- _EXERCISE AIM_
Gather up all lines that carry the word "have".
· · ·
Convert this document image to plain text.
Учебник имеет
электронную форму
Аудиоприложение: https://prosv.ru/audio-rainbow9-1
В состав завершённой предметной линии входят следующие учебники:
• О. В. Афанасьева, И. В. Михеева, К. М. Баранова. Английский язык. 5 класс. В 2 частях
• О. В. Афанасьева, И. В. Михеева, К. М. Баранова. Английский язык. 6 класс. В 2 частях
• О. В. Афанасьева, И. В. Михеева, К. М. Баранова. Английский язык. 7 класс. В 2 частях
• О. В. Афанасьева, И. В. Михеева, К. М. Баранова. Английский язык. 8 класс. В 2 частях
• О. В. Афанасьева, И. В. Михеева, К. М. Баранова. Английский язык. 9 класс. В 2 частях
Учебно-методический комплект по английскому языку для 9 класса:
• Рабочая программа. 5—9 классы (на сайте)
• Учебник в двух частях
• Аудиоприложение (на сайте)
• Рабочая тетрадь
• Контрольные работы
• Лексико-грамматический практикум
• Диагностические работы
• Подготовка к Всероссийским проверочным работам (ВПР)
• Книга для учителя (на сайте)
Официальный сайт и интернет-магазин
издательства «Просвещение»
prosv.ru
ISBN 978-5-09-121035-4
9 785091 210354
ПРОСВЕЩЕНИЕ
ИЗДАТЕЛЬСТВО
· · ·
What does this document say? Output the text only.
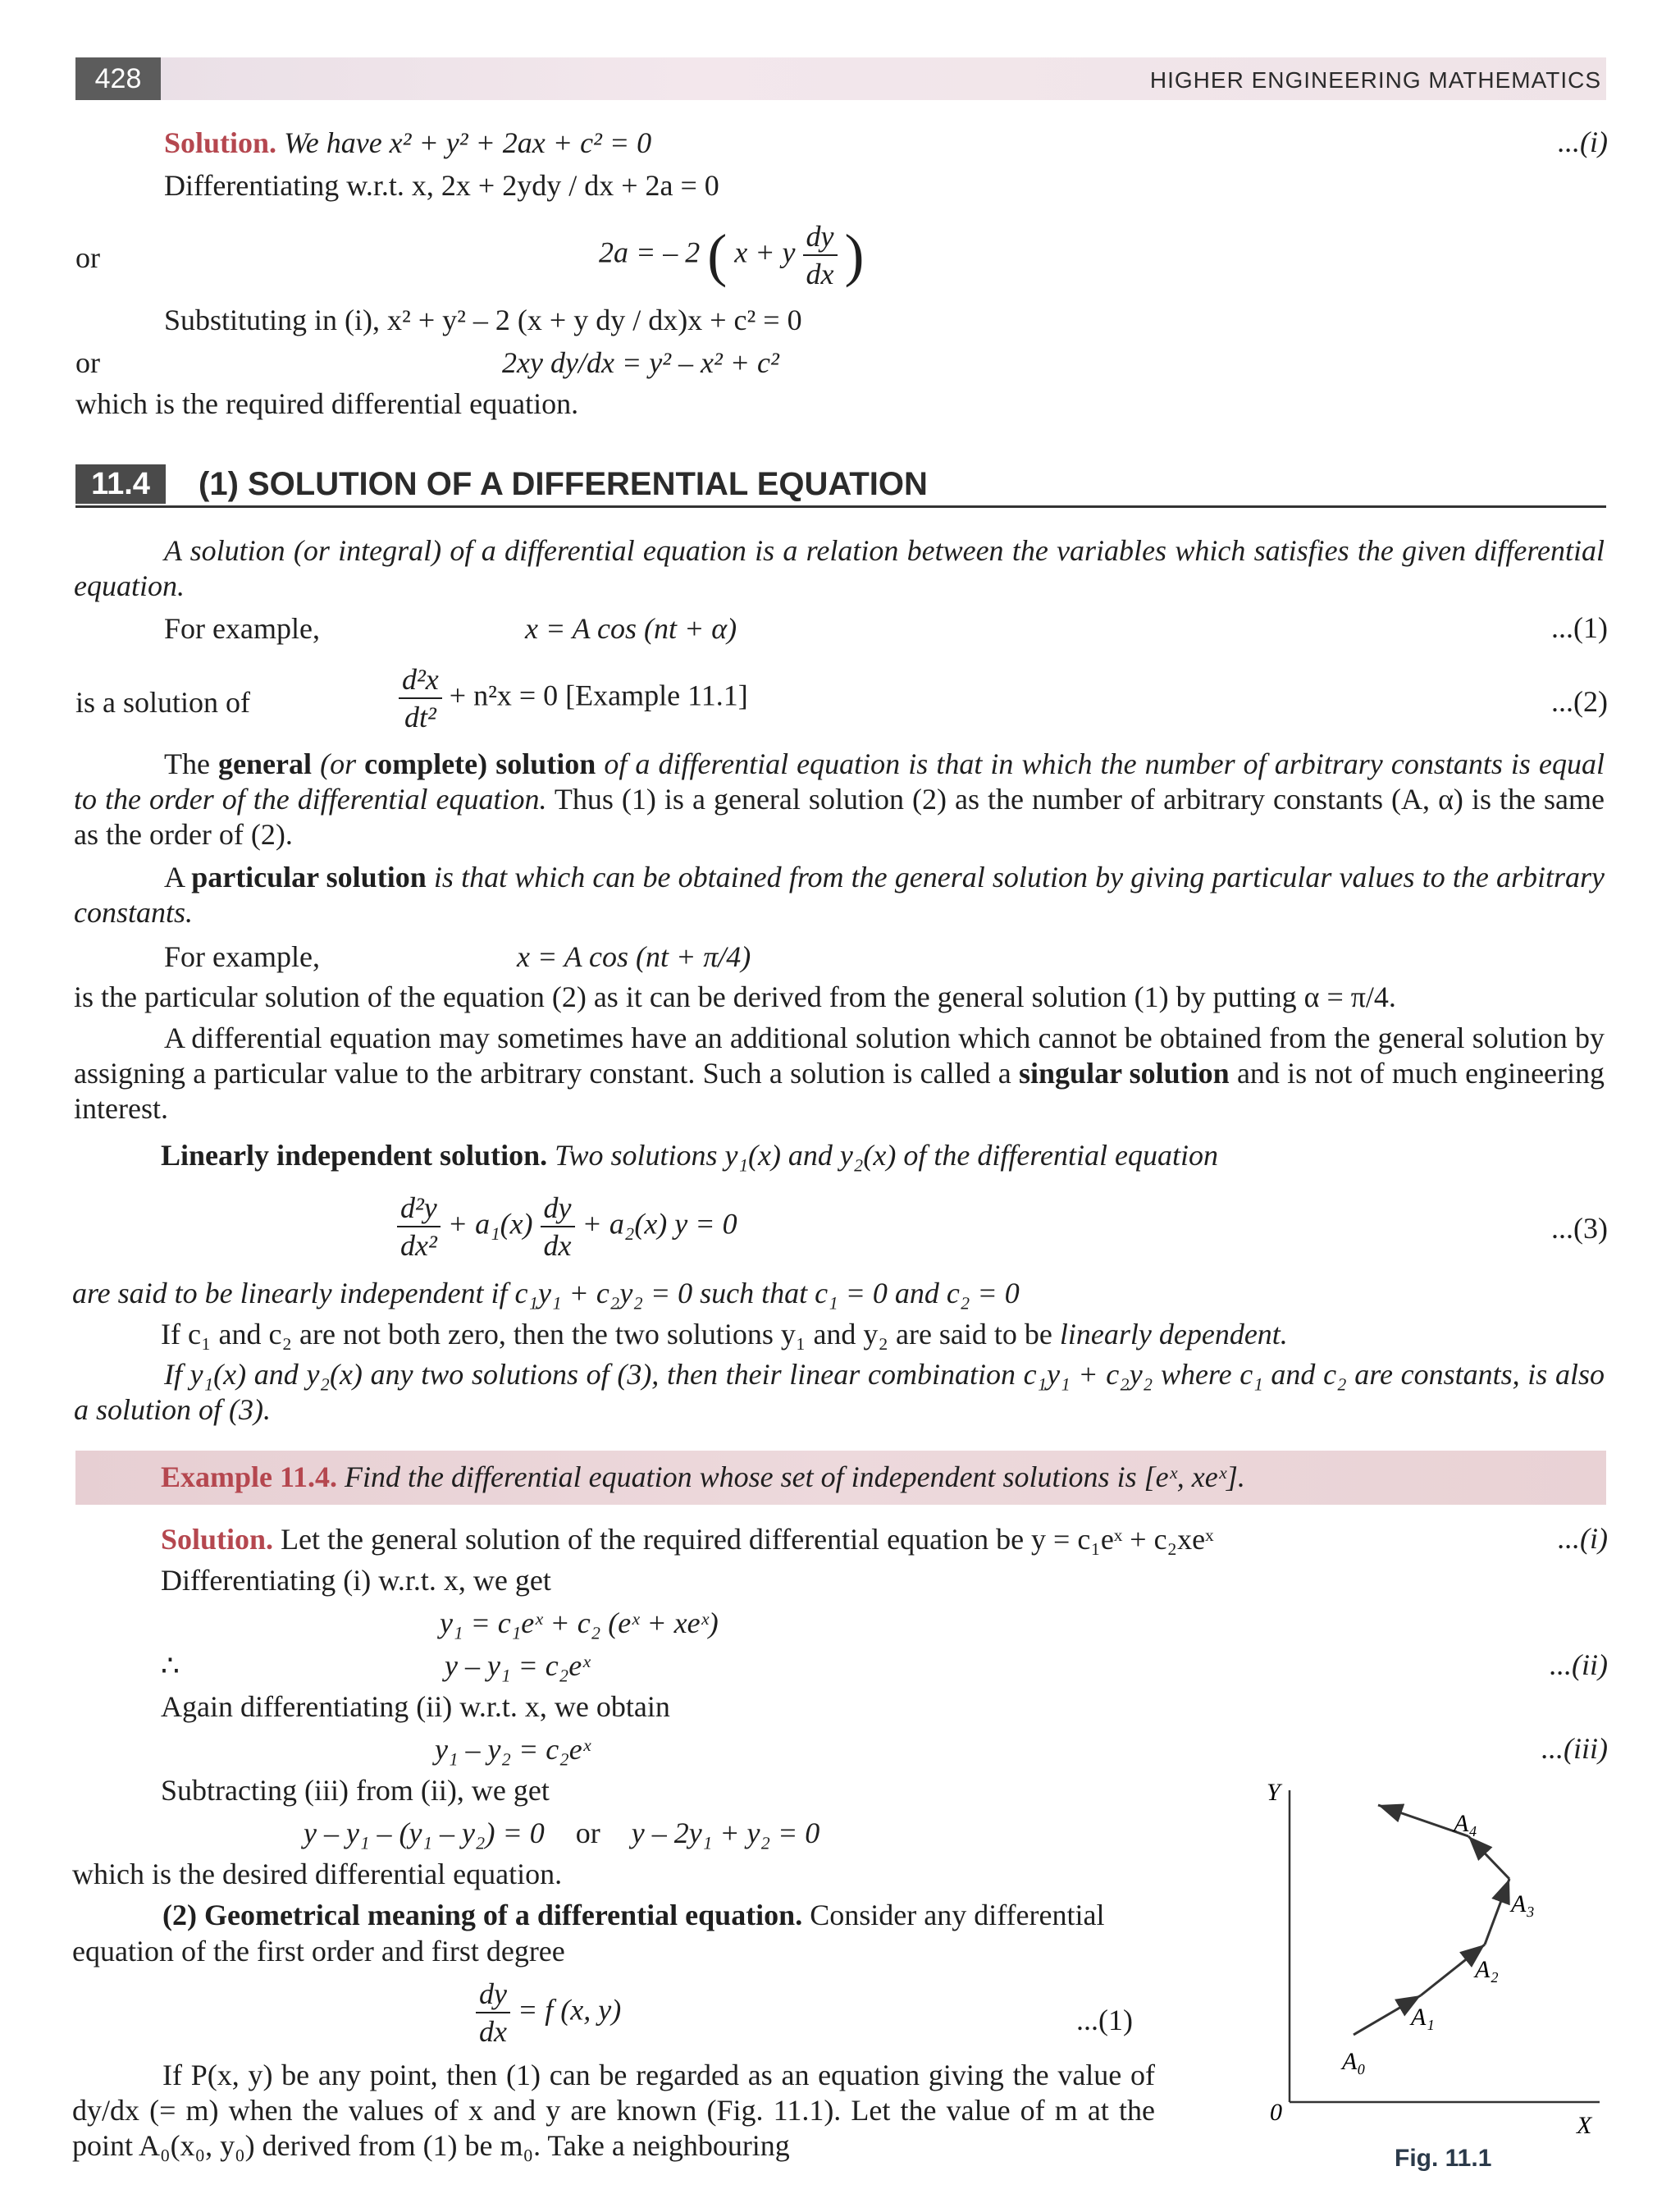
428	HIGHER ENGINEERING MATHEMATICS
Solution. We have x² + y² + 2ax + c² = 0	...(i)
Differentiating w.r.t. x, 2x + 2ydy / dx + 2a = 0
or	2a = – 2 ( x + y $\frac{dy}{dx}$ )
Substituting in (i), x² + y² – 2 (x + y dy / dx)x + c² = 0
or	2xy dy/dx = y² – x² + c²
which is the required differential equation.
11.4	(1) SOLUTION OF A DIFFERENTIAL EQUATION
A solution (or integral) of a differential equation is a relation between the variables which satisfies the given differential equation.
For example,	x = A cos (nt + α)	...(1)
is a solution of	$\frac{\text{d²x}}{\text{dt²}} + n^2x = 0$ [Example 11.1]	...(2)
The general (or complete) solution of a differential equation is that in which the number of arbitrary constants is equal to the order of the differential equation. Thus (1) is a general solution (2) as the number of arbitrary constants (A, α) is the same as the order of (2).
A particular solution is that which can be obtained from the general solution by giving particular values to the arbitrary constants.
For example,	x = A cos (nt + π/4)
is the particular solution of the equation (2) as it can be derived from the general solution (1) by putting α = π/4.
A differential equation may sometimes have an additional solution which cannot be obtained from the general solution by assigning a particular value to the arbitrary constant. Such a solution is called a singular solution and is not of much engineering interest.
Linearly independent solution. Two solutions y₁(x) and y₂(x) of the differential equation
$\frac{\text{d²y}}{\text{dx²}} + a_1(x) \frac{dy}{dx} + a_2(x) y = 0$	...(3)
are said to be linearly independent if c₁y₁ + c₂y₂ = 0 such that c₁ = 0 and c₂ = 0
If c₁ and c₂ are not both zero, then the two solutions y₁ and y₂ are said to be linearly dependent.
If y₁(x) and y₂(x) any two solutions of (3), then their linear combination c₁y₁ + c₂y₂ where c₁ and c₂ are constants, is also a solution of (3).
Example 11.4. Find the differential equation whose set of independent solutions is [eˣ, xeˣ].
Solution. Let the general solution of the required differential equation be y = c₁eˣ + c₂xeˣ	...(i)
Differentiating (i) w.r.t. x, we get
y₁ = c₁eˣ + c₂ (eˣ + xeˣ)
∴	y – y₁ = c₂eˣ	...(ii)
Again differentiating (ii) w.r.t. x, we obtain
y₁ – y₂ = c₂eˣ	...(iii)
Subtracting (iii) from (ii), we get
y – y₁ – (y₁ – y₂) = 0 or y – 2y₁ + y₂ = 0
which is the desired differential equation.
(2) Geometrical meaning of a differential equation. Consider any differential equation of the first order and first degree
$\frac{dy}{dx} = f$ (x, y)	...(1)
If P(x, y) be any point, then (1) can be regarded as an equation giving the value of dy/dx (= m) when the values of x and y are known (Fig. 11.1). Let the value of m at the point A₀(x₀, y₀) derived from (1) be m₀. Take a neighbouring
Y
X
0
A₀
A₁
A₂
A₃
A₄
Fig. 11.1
· · ·
- _SOLUTION FOR THIS PROBLEM_
Solution. We have x² + y² + 2ax + c² = 0	...(i)
A differential equation may sometimes have an additional solution which cannot be obtained from the general solution by assigning a particular value to the arbitrary constant. Such a solution is called a singular solution and is not of much engineering interest.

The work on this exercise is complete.